[Given request]:
Reproduce the entries below in full, word for word.

+--

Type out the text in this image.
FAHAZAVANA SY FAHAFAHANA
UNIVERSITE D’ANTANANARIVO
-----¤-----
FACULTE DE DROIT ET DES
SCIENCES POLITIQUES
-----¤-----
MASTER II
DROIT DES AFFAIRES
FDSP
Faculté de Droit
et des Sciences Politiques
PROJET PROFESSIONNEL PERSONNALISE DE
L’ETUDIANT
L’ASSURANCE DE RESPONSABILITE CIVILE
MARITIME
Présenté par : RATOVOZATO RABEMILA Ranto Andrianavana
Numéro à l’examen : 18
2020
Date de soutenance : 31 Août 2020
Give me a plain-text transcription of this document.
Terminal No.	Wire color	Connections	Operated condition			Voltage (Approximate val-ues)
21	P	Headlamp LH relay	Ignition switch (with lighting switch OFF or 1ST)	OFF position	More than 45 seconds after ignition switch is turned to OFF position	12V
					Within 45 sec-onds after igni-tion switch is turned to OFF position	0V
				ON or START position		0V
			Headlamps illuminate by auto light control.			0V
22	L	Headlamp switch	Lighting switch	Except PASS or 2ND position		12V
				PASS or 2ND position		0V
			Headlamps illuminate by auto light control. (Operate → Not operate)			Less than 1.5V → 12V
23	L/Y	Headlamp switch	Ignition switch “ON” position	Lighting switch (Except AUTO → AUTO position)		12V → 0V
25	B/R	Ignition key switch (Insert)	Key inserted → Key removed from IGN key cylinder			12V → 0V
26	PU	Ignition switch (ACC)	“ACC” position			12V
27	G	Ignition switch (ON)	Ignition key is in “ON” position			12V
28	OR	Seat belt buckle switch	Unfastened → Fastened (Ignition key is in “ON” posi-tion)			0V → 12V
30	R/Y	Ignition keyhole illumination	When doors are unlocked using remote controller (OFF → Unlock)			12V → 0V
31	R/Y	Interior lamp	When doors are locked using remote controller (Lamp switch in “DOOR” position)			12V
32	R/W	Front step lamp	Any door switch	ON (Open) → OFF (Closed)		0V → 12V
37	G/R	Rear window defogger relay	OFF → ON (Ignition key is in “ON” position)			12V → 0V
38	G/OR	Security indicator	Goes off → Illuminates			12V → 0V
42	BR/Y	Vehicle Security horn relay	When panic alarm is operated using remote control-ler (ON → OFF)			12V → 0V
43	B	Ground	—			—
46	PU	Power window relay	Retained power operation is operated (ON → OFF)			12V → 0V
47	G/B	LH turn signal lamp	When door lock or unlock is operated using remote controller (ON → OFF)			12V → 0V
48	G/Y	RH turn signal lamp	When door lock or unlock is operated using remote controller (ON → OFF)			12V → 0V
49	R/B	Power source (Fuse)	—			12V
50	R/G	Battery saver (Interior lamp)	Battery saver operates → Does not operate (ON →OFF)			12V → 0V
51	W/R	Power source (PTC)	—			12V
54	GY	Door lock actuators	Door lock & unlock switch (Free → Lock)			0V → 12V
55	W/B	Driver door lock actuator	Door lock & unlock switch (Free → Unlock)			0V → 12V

+--

[Task answer]:
Type out the text in this image.
FAHAZAVANA SY FAHAFAHANA
UNIVERSITE D’ANTANANARIVO
-----¤-----
FACULTE DE DROIT ET DES
SCIENCES POLITIQUES
-----¤-----
MASTER II
DROIT DES AFFAIRES
FDSP
Faculté de Droit
et des Sciences Politiques
PROJET PROFESSIONNEL PERSONNALISE DE
L’ETUDIANT
L’ASSURANCE DE RESPONSABILITE CIVILE
MARITIME
Présenté par : RATOVOZATO RABEMILA Ranto Andrianavana
Numéro à l’examen : 18
2020
Date de soutenance : 31 Août 2020
Give me a plain-text transcription of this document.
Terminal No.	Wire color	Connections	Operated condition			Voltage (Approximate val-ues)
21	P	Headlamp LH relay	Ignition switch (with lighting switch OFF or 1ST)	OFF position	More than 45 seconds after ignition switch is turned to OFF position	12V
					Within 45 sec-onds after igni-tion switch is turned to OFF position	0V
				ON or START position		0V
			Headlamps illuminate by auto light control.			0V
22	L	Headlamp switch	Lighting switch	Except PASS or 2ND position		12V
				PASS or 2ND position		0V
			Headlamps illuminate by auto light control. (Operate → Not operate)			Less than 1.5V → 12V
23	L/Y	Headlamp switch	Ignition switch “ON” position	Lighting switch (Except AUTO → AUTO position)		12V → 0V
25	B/R	Ignition key switch (Insert)	Key inserted → Key removed from IGN key cylinder			12V → 0V
26	PU	Ignition switch (ACC)	“ACC” position			12V
27	G	Ignition switch (ON)	Ignition key is in “ON” position			12V
28	OR	Seat belt buckle switch	Unfastened → Fastened (Ignition key is in “ON” posi-tion)			0V → 12V
30	R/Y	Ignition keyhole illumination	When doors are unlocked using remote controller (OFF → Unlock)			12V → 0V
31	R/Y	Interior lamp	When doors are locked using remote controller (Lamp switch in “DOOR” position)			12V
32	R/W	Front step lamp	Any door switch	ON (Open) → OFF (Closed)		0V → 12V
37	G/R	Rear window defogger relay	OFF → ON (Ignition key is in “ON” position)			12V → 0V
38	G/OR	Security indicator	Goes off → Illuminates			12V → 0V
42	BR/Y	Vehicle Security horn relay	When panic alarm is operated using remote control-ler (ON → OFF)			12V → 0V
43	B	Ground	—			—
46	PU	Power window relay	Retained power operation is operated (ON → OFF)			12V → 0V
47	G/B	LH turn signal lamp	When door lock or unlock is operated using remote controller (ON → OFF)			12V → 0V
48	G/Y	RH turn signal lamp	When door lock or unlock is operated using remote controller (ON → OFF)			12V → 0V
49	R/B	Power source (Fuse)	—			12V
50	R/G	Battery saver (Interior lamp)	Battery saver operates → Does not operate (ON →OFF)			12V → 0V
51	W/R	Power source (PTC)	—			12V
54	GY	Door lock actuators	Door lock & unlock switch (Free → Lock)			0V → 12V
55	W/B	Driver door lock actuator	Door lock & unlock switch (Free → Unlock)			0V → 12V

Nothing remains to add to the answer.